Stored items:
━━━━━━━━━━━━━━━━━━━━━━━━━━━━━━

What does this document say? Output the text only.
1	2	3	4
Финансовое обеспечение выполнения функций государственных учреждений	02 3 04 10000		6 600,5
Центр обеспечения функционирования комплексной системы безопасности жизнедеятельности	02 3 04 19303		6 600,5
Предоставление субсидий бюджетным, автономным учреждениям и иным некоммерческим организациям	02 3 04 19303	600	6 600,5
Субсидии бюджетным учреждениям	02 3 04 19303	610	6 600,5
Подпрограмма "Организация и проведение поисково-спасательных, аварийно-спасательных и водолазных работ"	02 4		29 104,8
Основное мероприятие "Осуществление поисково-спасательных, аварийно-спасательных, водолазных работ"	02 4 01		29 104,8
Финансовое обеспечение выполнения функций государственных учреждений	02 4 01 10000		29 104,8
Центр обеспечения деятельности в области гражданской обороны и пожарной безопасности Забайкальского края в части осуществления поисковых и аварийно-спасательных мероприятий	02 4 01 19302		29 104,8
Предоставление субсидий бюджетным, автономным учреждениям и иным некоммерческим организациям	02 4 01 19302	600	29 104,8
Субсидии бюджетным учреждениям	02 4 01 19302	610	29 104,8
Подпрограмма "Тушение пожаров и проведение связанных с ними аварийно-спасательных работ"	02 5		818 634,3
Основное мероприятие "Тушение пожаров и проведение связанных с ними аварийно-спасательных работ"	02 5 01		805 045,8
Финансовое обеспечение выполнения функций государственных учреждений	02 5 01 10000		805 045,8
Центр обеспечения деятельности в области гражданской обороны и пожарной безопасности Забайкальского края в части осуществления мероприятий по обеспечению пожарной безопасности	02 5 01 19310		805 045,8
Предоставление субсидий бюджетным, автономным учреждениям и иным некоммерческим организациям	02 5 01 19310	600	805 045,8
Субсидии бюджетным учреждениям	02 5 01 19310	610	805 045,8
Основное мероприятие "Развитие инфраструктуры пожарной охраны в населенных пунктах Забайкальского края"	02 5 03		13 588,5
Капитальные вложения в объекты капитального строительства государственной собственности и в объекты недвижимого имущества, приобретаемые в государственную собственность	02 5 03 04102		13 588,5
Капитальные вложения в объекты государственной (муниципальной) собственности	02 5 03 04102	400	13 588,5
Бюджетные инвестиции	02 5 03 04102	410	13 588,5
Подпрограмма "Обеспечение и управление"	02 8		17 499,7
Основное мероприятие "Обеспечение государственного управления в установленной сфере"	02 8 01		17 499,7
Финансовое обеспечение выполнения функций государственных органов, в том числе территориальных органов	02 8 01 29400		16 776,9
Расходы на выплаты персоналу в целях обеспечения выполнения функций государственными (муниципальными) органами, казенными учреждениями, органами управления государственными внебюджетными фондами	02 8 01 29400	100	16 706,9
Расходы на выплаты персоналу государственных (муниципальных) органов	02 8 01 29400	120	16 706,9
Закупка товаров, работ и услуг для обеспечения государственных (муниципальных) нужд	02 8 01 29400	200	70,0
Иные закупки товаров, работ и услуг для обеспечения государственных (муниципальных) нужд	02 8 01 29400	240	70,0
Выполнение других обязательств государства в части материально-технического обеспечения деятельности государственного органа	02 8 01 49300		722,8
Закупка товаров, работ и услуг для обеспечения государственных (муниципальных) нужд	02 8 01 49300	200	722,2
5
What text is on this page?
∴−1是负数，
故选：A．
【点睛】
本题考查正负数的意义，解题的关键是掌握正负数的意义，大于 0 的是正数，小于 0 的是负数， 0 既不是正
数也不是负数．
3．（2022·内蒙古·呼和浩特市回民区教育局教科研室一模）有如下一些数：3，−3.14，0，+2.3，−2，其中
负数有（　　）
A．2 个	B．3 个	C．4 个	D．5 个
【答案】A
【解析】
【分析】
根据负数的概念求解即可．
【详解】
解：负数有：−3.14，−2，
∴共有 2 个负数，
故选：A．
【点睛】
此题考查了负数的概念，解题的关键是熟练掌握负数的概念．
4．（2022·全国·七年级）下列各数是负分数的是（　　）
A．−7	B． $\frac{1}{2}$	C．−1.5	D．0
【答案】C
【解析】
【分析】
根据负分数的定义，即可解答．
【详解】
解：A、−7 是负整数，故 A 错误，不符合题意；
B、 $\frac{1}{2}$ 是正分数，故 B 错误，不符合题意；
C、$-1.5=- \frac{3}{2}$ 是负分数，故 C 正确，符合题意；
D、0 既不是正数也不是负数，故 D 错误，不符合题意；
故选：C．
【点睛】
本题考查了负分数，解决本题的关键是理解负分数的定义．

━━━━━━━━━━━━━━━━━━━━━━━━━━━━━━

To be done:
Gather from the entries above all lines that include the string "пожаров".

Solution to this task:
Подпрограмма "Тушение пожаров и проведение связанных с ними аварийно-спасательных работ"	02 5		818 634,3
Основное мероприятие "Тушение пожаров и проведение связанных с ними аварийно-спасательных работ"	02 5 01		805 045,8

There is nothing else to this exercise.